> **What to work on**:
From the entries that follow, gather each line holding the word "them".

§

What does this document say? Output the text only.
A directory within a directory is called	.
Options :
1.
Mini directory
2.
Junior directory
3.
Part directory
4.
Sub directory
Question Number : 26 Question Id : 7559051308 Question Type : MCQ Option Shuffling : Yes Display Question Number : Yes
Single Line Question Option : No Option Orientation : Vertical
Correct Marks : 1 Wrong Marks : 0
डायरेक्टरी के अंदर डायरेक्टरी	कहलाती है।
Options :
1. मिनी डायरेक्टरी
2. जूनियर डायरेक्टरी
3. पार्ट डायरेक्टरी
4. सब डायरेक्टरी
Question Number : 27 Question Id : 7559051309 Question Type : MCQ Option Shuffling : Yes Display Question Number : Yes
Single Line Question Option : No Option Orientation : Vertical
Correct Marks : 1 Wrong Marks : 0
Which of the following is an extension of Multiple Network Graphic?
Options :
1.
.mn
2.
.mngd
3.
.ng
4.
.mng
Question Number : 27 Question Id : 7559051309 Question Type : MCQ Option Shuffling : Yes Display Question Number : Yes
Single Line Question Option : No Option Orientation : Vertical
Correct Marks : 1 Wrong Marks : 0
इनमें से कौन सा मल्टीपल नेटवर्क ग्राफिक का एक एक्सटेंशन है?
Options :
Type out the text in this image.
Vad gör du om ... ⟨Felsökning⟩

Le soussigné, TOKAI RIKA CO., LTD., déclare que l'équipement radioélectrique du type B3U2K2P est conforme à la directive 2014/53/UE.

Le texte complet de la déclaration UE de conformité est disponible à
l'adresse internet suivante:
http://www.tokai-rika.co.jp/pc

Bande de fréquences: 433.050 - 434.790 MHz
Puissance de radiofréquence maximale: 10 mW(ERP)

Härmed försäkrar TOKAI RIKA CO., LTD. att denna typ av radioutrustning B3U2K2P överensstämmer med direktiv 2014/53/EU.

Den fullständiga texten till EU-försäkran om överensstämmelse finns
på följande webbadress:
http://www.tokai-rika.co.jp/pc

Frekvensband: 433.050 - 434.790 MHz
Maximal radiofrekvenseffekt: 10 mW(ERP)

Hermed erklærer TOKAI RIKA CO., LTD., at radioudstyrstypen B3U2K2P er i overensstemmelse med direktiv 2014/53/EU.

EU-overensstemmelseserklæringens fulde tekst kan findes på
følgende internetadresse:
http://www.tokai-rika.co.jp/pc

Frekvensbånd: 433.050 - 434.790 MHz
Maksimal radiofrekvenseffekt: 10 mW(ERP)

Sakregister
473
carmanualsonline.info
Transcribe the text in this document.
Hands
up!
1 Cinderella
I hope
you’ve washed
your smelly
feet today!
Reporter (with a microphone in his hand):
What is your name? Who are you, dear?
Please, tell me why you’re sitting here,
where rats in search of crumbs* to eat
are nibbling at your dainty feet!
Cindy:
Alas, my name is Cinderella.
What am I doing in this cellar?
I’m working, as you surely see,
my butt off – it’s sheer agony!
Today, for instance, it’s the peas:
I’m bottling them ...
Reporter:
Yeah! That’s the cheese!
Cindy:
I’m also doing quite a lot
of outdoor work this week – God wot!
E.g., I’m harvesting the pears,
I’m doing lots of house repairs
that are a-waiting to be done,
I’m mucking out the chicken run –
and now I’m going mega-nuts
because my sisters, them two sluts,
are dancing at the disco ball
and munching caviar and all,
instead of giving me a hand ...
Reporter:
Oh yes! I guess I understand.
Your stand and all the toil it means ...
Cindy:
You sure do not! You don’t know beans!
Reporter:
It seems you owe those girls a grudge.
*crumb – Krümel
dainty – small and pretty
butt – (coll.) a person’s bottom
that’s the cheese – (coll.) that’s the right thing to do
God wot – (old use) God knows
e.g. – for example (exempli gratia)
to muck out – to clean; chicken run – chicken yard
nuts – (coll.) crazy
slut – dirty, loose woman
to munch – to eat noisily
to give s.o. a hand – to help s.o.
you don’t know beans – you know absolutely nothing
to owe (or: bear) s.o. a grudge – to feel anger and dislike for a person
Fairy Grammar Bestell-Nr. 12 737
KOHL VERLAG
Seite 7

§

> **Expected output**:
I’m bottling them ...
because my sisters, them two sluts,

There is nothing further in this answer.